* [Your instructions]:
Print the listing that follows, character for character.

* [Raw records]:
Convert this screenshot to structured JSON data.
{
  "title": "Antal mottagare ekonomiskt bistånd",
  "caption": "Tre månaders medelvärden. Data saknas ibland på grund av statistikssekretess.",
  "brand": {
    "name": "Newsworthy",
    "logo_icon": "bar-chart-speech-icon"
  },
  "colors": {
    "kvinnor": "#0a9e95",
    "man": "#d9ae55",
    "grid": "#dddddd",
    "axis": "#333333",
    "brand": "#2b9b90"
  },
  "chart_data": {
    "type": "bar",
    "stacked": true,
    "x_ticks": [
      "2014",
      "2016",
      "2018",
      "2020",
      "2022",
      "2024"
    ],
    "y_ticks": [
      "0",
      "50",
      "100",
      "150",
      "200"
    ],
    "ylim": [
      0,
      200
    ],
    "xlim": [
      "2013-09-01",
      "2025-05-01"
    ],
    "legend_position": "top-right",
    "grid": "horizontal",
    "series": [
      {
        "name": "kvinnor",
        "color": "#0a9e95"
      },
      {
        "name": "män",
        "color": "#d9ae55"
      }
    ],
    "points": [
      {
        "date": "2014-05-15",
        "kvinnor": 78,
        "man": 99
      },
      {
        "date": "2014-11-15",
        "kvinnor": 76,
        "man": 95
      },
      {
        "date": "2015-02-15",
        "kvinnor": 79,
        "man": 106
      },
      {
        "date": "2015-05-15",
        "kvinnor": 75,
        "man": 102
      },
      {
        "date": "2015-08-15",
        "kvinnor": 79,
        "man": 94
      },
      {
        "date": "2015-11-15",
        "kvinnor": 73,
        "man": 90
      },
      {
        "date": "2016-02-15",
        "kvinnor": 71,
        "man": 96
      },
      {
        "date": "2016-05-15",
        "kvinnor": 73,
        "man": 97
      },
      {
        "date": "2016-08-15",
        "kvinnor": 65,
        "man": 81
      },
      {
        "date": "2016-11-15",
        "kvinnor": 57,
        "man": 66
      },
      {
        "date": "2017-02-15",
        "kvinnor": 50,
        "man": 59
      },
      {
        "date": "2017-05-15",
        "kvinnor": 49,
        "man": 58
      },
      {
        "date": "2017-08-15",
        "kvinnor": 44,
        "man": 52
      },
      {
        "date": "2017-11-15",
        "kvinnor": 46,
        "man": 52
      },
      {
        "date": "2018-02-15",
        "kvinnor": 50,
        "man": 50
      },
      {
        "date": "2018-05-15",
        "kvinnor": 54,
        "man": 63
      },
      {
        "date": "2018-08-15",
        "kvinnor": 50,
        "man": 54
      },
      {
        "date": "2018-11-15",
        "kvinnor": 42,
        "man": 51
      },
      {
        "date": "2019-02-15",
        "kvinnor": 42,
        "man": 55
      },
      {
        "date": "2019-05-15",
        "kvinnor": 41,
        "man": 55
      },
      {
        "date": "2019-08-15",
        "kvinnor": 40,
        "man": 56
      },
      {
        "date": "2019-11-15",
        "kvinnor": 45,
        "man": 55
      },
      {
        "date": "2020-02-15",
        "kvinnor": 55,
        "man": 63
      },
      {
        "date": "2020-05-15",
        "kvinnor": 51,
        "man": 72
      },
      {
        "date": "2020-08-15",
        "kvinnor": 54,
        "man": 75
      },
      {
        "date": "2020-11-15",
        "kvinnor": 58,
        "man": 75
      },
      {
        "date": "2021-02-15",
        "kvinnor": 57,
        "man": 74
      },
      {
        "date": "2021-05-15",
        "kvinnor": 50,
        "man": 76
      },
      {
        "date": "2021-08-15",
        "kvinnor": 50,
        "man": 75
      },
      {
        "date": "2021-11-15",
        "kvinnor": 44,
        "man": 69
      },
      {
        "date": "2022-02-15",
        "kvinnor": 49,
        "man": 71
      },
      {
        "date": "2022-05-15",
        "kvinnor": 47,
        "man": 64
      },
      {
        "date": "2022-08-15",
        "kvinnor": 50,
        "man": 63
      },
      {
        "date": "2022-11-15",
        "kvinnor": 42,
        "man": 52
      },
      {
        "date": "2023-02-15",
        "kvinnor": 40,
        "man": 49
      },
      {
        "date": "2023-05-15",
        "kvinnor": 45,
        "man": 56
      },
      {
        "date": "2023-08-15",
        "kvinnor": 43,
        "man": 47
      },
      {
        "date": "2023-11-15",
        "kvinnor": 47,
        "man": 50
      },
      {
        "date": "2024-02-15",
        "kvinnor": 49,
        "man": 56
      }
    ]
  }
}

* [Completed exercise]:
Convert this screenshot to structured JSON data.
{
  "title": "Antal mottagare ekonomiskt bistånd",
  "caption": "Tre månaders medelvärden. Data saknas ibland på grund av statistikssekretess.",
  "brand": {
    "name": "Newsworthy",
    "logo_icon": "bar-chart-speech-icon"
  },
  "colors": {
    "kvinnor": "#0a9e95",
    "man": "#d9ae55",
    "grid": "#dddddd",
    "axis": "#333333",
    "brand": "#2b9b90"
  },
  "chart_data": {
    "type": "bar",
    "stacked": true,
    "x_ticks": [
      "2014",
      "2016",
      "2018",
      "2020",
      "2022",
      "2024"
    ],
    "y_ticks": [
      "0",
      "50",
      "100",
      "150",
      "200"
    ],
    "ylim": [
      0,
      200
    ],
    "xlim": [
      "2013-09-01",
      "2025-05-01"
    ],
    "legend_position": "top-right",
    "grid": "horizontal",
    "series": [
      {
        "name": "kvinnor",
        "color": "#0a9e95"
      },
      {
        "name": "män",
        "color": "#d9ae55"
      }
    ],
    "points": [
      {
        "date": "2014-05-15",
        "kvinnor": 78,
        "man": 99
      },
      {
        "date": "2014-11-15",
        "kvinnor": 76,
        "man": 95
      },
      {
        "date": "2015-02-15",
        "kvinnor": 79,
        "man": 106
      },
      {
        "date": "2015-05-15",
        "kvinnor": 75,
        "man": 102
      },
      {
        "date": "2015-08-15",
        "kvinnor": 79,
        "man": 94
      },
      {
        "date": "2015-11-15",
        "kvinnor": 73,
        "man": 90
      },
      {
        "date": "2016-02-15",
        "kvinnor": 71,
        "man": 96
      },
      {
        "date": "2016-05-15",
        "kvinnor": 73,
        "man": 97
      },
      {
        "date": "2016-08-15",
        "kvinnor": 65,
        "man": 81
      },
      {
        "date": "2016-11-15",
        "kvinnor": 57,
        "man": 66
      },
      {
        "date": "2017-02-15",
        "kvinnor": 50,
        "man": 59
      },
      {
        "date": "2017-05-15",
        "kvinnor": 49,
        "man": 58
      },
      {
        "date": "2017-08-15",
        "kvinnor": 44,
        "man": 52
      },
      {
        "date": "2017-11-15",
        "kvinnor": 46,
        "man": 52
      },
      {
        "date": "2018-02-15",
        "kvinnor": 50,
        "man": 50
      },
      {
        "date": "2018-05-15",
        "kvinnor": 54,
        "man": 63
      },
      {
        "date": "2018-08-15",
        "kvinnor": 50,
        "man": 54
      },
      {
        "date": "2018-11-15",
        "kvinnor": 42,
        "man": 51
      },
      {
        "date": "2019-02-15",
        "kvinnor": 42,
        "man": 55
      },
      {
        "date": "2019-05-15",
        "kvinnor": 41,
        "man": 55
      },
      {
        "date": "2019-08-15",
        "kvinnor": 40,
        "man": 56
      },
      {
        "date": "2019-11-15",
        "kvinnor": 45,
        "man": 55
      },
      {
        "date": "2020-02-15",
        "kvinnor": 55,
        "man": 63
      },
      {
        "date": "2020-05-15",
        "kvinnor": 51,
        "man": 72
      },
      {
        "date": "2020-08-15",
        "kvinnor": 54,
        "man": 75
      },
      {
        "date": "2020-11-15",
        "kvinnor": 58,
        "man": 75
      },
      {
        "date": "2021-02-15",
        "kvinnor": 57,
        "man": 74
      },
      {
        "date": "2021-05-15",
        "kvinnor": 50,
        "man": 76
      },
      {
        "date": "2021-08-15",
        "kvinnor": 50,
        "man": 75
      },
      {
        "date": "2021-11-15",
        "kvinnor": 44,
        "man": 69
      },
      {
        "date": "2022-02-15",
        "kvinnor": 49,
        "man": 71
      },
      {
        "date": "2022-05-15",
        "kvinnor": 47,
        "man": 64
      },
      {
        "date": "2022-08-15",
        "kvinnor": 50,
        "man": 63
      },
      {
        "date": "2022-11-15",
        "kvinnor": 42,
        "man": 52
      },
      {
        "date": "2023-02-15",
        "kvinnor": 40,
        "man": 49
      },
      {
        "date": "2023-05-15",
        "kvinnor": 45,
        "man": 56
      },
      {
        "date": "2023-08-15",
        "kvinnor": 43,
        "man": 47
      },
      {
        "date": "2023-11-15",
        "kvinnor": 47,
        "man": 50
      },
      {
        "date": "2024-02-15",
        "kvinnor": 49,
        "man": 56
      }
    ]
  }
}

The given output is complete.